▶ TASK DESCRIPTION
Every record should be copied exactly, except that pictures are to be omitted.

▶ Saved data entries
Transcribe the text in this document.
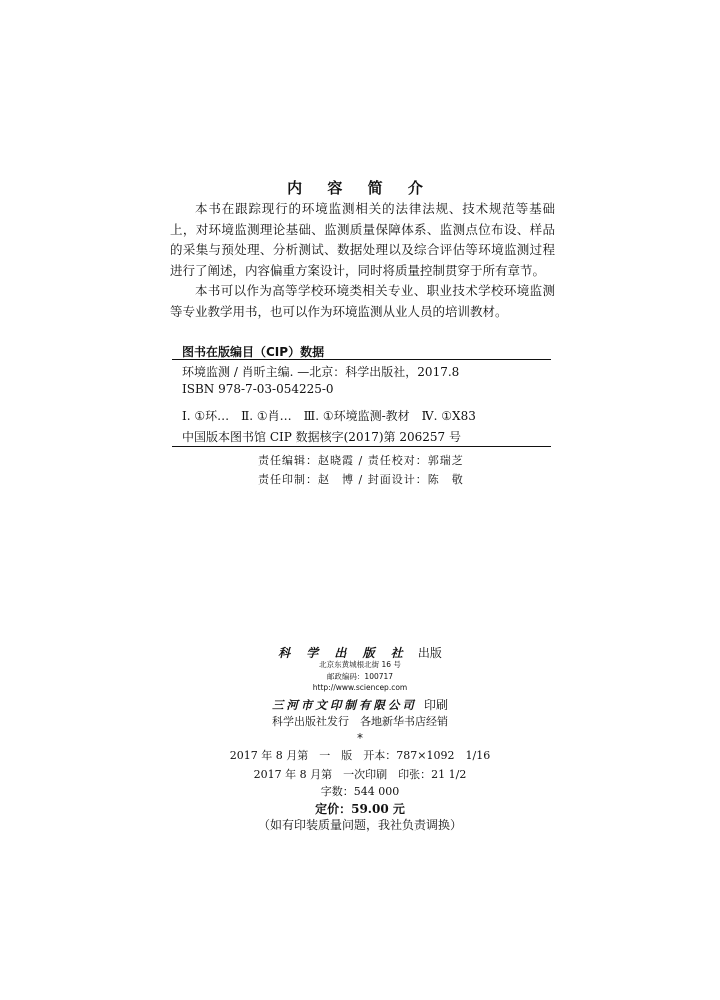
内 容 简 介

本书在跟踪现行的环境监测相关的法律法规、技术规范等基础上，对环境监测理论基础、监测质量保障体系、监测点位布设、样品的采集与预处理、分析测试、数据处理以及综合评估等环境监测过程进行了阐述，内容偏重方案设计，同时将质量控制贯穿于所有章节。

本书可以作为高等学校环境类相关专业、职业技术学校环境监测等专业教学用书，也可以作为环境监测从业人员的培训教材。

图书在版编目（CIP）数据
环境监测 / 肖昕主编. —北京：科学出版社，2017.8
ISBN 978-7-03-054225-0
Ⅰ. ①环…　Ⅱ. ①肖…　Ⅲ. ①环境监测-教材　Ⅳ. ①X83
中国版本图书馆 CIP 数据核字(2017)第 206257 号
责任编辑：赵晓霞 / 责任校对：郭瑞芝
责任印制：赵　博 / 封面设计：陈　敬
科 学 出 版 社 出版
北京东黄城根北街 16 号
邮政编码：100717
http://www.sciencep.com
三河市文印制有限公司 印刷
科学出版社发行　各地新华书店经销
*
2017 年 8 月第　一　版　开本：787×1092　1/16
2017 年 8 月第　一次印刷　印张：21 1/2
字数：544 000
定价：59.00 元
（如有印装质量问题，我社负责调换）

▶ SOLUTION
Transcribe the text in this document.
内 容 简 介

本书在跟踪现行的环境监测相关的法律法规、技术规范等基础上，对环境监测理论基础、监测质量保障体系、监测点位布设、样品的采集与预处理、分析测试、数据处理以及综合评估等环境监测过程进行了阐述，内容偏重方案设计，同时将质量控制贯穿于所有章节。

本书可以作为高等学校环境类相关专业、职业技术学校环境监测等专业教学用书，也可以作为环境监测从业人员的培训教材。

图书在版编目（CIP）数据
环境监测 / 肖昕主编. —北京：科学出版社，2017.8
ISBN 978-7-03-054225-0
Ⅰ. ①环…　Ⅱ. ①肖…　Ⅲ. ①环境监测-教材　Ⅳ. ①X83
中国版本图书馆 CIP 数据核字(2017)第 206257 号
责任编辑：赵晓霞 / 责任校对：郭瑞芝
责任印制：赵　博 / 封面设计：陈　敬
科 学 出 版 社 出版
北京东黄城根北街 16 号
邮政编码：100717
http://www.sciencep.com
三河市文印制有限公司 印刷
科学出版社发行　各地新华书店经销
*
2017 年 8 月第　一　版　开本：787×1092　1/16
2017 年 8 月第　一次印刷　印张：21 1/2
字数：544 000
定价：59.00 元
（如有印装质量问题，我社负责调换）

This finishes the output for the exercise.